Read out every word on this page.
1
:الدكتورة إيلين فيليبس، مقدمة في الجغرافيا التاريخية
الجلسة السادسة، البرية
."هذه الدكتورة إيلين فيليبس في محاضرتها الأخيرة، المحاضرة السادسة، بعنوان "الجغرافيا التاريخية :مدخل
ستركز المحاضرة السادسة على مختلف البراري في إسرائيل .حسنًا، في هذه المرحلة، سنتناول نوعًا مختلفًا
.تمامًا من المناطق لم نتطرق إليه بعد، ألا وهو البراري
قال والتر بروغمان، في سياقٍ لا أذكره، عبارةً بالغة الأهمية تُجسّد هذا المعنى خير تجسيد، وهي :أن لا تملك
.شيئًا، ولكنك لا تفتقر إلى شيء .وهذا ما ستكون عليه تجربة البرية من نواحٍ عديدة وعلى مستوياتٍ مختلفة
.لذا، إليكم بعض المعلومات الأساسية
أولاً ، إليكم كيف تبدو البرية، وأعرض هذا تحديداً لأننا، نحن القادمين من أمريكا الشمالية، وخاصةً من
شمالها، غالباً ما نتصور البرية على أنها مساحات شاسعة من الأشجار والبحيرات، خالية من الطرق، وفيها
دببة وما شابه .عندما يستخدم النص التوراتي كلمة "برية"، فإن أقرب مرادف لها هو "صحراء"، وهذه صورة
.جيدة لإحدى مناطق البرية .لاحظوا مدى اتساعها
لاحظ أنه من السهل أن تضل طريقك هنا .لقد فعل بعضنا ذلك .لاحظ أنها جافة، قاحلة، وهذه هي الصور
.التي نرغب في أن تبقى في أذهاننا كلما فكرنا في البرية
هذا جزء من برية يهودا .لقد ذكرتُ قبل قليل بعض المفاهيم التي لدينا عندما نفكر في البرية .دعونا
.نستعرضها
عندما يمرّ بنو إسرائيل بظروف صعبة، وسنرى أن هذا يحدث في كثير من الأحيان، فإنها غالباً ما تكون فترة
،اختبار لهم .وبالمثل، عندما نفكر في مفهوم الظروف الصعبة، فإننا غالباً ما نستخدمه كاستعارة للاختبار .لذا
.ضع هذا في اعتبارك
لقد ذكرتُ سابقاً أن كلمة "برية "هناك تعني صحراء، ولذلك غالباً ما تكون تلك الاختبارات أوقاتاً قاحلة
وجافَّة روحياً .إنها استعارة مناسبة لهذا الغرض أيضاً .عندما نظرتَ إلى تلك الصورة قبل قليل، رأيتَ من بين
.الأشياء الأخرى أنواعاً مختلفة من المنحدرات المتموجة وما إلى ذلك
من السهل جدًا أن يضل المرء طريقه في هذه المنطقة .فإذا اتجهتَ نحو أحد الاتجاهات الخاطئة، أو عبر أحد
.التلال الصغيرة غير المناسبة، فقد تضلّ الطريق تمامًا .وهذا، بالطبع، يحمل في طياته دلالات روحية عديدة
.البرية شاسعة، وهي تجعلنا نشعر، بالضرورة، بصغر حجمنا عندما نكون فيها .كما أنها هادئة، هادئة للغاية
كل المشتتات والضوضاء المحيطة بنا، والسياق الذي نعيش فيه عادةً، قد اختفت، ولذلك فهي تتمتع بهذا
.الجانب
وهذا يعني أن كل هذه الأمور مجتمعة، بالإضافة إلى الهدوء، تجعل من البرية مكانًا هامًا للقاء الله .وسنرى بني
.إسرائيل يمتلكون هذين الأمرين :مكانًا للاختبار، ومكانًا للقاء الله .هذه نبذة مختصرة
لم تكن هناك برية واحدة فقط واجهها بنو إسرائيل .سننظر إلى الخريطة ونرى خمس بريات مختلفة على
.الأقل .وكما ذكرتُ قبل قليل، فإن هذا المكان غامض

= = =

Could you reproduce every record above exactly as it appears?

Read out every word on this page.
1
:الدكتورة إيلين فيليبس، مقدمة في الجغرافيا التاريخية
الجلسة السادسة، البرية
."هذه الدكتورة إيلين فيليبس في محاضرتها الأخيرة، المحاضرة السادسة، بعنوان "الجغرافيا التاريخية :مدخل
ستركز المحاضرة السادسة على مختلف البراري في إسرائيل .حسنًا، في هذه المرحلة، سنتناول نوعًا مختلفًا
.تمامًا من المناطق لم نتطرق إليه بعد، ألا وهو البراري
قال والتر بروغمان، في سياقٍ لا أذكره، عبارةً بالغة الأهمية تُجسّد هذا المعنى خير تجسيد، وهي :أن لا تملك
.شيئًا، ولكنك لا تفتقر إلى شيء .وهذا ما ستكون عليه تجربة البرية من نواحٍ عديدة وعلى مستوياتٍ مختلفة
.لذا، إليكم بعض المعلومات الأساسية
أولاً ، إليكم كيف تبدو البرية، وأعرض هذا تحديداً لأننا، نحن القادمين من أمريكا الشمالية، وخاصةً من
شمالها، غالباً ما نتصور البرية على أنها مساحات شاسعة من الأشجار والبحيرات، خالية من الطرق، وفيها
دببة وما شابه .عندما يستخدم النص التوراتي كلمة "برية"، فإن أقرب مرادف لها هو "صحراء"، وهذه صورة
.جيدة لإحدى مناطق البرية .لاحظوا مدى اتساعها
لاحظ أنه من السهل أن تضل طريقك هنا .لقد فعل بعضنا ذلك .لاحظ أنها جافة، قاحلة، وهذه هي الصور
.التي نرغب في أن تبقى في أذهاننا كلما فكرنا في البرية
هذا جزء من برية يهودا .لقد ذكرتُ قبل قليل بعض المفاهيم التي لدينا عندما نفكر في البرية .دعونا
.نستعرضها
عندما يمرّ بنو إسرائيل بظروف صعبة، وسنرى أن هذا يحدث في كثير من الأحيان، فإنها غالباً ما تكون فترة
،اختبار لهم .وبالمثل، عندما نفكر في مفهوم الظروف الصعبة، فإننا غالباً ما نستخدمه كاستعارة للاختبار .لذا
.ضع هذا في اعتبارك
لقد ذكرتُ سابقاً أن كلمة "برية "هناك تعني صحراء، ولذلك غالباً ما تكون تلك الاختبارات أوقاتاً قاحلة
وجافَّة روحياً .إنها استعارة مناسبة لهذا الغرض أيضاً .عندما نظرتَ إلى تلك الصورة قبل قليل، رأيتَ من بين
.الأشياء الأخرى أنواعاً مختلفة من المنحدرات المتموجة وما إلى ذلك
من السهل جدًا أن يضل المرء طريقه في هذه المنطقة .فإذا اتجهتَ نحو أحد الاتجاهات الخاطئة، أو عبر أحد
.التلال الصغيرة غير المناسبة، فقد تضلّ الطريق تمامًا .وهذا، بالطبع، يحمل في طياته دلالات روحية عديدة
.البرية شاسعة، وهي تجعلنا نشعر، بالضرورة، بصغر حجمنا عندما نكون فيها .كما أنها هادئة، هادئة للغاية
كل المشتتات والضوضاء المحيطة بنا، والسياق الذي نعيش فيه عادةً، قد اختفت، ولذلك فهي تتمتع بهذا
.الجانب
وهذا يعني أن كل هذه الأمور مجتمعة، بالإضافة إلى الهدوء، تجعل من البرية مكانًا هامًا للقاء الله .وسنرى بني
.إسرائيل يمتلكون هذين الأمرين :مكانًا للاختبار، ومكانًا للقاء الله .هذه نبذة مختصرة
لم تكن هناك برية واحدة فقط واجهها بنو إسرائيل .سننظر إلى الخريطة ونرى خمس بريات مختلفة على
.الأقل .وكما ذكرتُ قبل قليل، فإن هذا المكان غامض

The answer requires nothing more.